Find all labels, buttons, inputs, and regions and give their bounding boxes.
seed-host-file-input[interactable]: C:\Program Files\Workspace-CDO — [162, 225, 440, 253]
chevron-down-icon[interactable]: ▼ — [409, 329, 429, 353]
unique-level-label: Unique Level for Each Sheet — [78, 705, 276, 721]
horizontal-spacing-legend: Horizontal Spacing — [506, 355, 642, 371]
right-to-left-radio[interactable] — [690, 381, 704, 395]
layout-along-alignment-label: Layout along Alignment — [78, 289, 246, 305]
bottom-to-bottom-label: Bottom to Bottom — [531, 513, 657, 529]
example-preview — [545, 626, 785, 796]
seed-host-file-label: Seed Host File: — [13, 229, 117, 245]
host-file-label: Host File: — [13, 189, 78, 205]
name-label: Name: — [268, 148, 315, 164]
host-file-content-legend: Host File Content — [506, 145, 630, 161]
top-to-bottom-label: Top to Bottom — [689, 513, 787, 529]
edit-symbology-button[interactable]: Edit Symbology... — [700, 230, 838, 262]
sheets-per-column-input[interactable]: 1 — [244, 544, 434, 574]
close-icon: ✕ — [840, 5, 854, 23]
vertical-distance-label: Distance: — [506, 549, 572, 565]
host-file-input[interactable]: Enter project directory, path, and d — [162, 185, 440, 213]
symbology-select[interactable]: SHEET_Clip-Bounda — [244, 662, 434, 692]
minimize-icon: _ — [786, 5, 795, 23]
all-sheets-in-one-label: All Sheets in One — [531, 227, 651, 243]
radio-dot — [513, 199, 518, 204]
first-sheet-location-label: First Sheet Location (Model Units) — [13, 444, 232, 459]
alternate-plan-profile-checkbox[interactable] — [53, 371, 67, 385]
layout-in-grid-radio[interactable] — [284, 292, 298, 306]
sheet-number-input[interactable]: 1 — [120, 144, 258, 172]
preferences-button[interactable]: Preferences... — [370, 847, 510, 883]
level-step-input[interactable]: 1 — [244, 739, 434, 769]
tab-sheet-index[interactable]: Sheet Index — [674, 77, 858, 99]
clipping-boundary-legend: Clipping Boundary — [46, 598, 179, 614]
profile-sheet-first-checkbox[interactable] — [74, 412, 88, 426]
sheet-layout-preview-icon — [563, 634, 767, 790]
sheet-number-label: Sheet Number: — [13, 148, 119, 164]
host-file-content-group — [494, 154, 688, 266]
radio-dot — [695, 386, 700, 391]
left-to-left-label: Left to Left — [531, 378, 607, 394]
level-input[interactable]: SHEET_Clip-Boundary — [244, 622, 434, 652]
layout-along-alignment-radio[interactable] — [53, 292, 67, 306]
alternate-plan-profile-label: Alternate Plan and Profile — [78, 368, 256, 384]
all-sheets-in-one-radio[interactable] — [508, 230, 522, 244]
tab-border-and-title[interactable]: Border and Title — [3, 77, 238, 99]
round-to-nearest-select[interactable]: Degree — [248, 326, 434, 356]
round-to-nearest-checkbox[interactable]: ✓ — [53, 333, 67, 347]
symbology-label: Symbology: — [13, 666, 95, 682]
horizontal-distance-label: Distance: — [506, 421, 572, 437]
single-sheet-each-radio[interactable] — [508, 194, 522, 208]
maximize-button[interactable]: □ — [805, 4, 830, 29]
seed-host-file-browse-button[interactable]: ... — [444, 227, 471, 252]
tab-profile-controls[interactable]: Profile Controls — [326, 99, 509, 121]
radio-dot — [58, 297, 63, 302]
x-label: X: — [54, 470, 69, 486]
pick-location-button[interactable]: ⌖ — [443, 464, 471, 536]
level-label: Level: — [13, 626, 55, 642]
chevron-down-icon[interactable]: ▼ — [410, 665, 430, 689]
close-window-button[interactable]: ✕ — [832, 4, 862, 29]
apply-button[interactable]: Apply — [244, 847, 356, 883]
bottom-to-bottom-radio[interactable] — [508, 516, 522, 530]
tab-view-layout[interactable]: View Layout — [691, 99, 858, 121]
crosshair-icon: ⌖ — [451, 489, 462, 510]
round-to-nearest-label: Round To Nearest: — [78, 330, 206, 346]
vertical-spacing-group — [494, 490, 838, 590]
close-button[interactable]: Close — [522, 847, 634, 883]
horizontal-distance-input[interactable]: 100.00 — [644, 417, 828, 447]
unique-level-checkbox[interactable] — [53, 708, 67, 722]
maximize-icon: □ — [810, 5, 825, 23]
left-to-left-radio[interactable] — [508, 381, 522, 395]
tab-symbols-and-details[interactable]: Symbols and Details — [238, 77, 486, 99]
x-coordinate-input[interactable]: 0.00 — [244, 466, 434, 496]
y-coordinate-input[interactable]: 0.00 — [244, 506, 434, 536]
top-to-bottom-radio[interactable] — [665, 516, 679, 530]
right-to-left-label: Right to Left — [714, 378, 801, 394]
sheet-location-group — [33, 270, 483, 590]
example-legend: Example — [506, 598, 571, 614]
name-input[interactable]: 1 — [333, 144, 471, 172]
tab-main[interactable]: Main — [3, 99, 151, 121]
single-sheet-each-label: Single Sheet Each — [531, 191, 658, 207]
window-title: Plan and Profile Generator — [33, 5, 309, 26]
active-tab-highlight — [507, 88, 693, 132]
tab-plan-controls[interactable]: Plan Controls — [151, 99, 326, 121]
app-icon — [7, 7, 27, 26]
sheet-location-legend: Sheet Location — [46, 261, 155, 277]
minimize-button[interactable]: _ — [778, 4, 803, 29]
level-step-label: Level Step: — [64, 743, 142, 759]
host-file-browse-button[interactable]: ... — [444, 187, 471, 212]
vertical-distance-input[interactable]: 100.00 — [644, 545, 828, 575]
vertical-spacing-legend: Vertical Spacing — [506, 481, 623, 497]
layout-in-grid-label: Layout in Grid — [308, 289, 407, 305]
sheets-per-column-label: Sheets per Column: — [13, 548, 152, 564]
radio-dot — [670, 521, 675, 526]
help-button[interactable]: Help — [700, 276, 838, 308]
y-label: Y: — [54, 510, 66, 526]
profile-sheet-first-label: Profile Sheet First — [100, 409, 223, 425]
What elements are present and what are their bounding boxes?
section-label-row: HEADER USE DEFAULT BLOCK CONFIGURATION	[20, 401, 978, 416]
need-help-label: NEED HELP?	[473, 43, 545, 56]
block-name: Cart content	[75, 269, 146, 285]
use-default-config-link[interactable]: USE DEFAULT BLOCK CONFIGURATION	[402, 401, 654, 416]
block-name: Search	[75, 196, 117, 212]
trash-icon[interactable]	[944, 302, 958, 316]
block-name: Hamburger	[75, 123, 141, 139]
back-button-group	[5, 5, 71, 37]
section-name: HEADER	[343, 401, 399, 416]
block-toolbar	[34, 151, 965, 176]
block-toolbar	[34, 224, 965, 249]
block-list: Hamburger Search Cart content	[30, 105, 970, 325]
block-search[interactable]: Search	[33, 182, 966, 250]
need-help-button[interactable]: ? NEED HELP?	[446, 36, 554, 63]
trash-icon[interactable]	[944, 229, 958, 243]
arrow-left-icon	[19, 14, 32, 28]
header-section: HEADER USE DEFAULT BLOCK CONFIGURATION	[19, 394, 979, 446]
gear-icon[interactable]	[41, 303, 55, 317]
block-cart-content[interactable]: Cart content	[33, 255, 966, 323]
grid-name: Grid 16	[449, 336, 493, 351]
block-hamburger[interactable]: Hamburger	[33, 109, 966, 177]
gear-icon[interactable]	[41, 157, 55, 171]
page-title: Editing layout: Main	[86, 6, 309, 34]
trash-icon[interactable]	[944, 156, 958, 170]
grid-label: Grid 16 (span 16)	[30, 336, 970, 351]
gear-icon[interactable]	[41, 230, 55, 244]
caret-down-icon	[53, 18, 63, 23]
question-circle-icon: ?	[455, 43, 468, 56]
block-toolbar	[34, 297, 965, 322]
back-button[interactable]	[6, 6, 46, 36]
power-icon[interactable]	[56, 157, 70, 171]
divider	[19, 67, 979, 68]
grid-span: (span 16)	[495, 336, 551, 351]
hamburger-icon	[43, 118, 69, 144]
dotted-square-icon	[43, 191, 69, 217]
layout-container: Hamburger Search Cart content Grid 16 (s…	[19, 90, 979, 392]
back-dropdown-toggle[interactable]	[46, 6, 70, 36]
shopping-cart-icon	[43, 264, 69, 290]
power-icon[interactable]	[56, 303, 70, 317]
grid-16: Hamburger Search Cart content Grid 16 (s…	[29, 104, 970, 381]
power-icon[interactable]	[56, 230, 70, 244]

§ **TASK DIRECTIONS**
Reproduce the material from its first line up to and including the line containing "example-preview — [545, 626, 785, 796]", replacing "Horizontal Spacing" with "Horizontal Gap" and leaving everything else unchanged.

§ **WRITTEN ANSWER**
Find all labels, buttons, inputs, and regions and give their bounding boxes.
seed-host-file-input[interactable]: C:\Program Files\Workspace-CDO — [162, 225, 440, 253]
chevron-down-icon[interactable]: ▼ — [409, 329, 429, 353]
unique-level-label: Unique Level for Each Sheet — [78, 705, 276, 721]
horizontal-spacing-legend: Horizontal Gap — [506, 355, 642, 371]
right-to-left-radio[interactable] — [690, 381, 704, 395]
layout-along-alignment-label: Layout along Alignment — [78, 289, 246, 305]
bottom-to-bottom-label: Bottom to Bottom — [531, 513, 657, 529]
example-preview — [545, 626, 785, 796]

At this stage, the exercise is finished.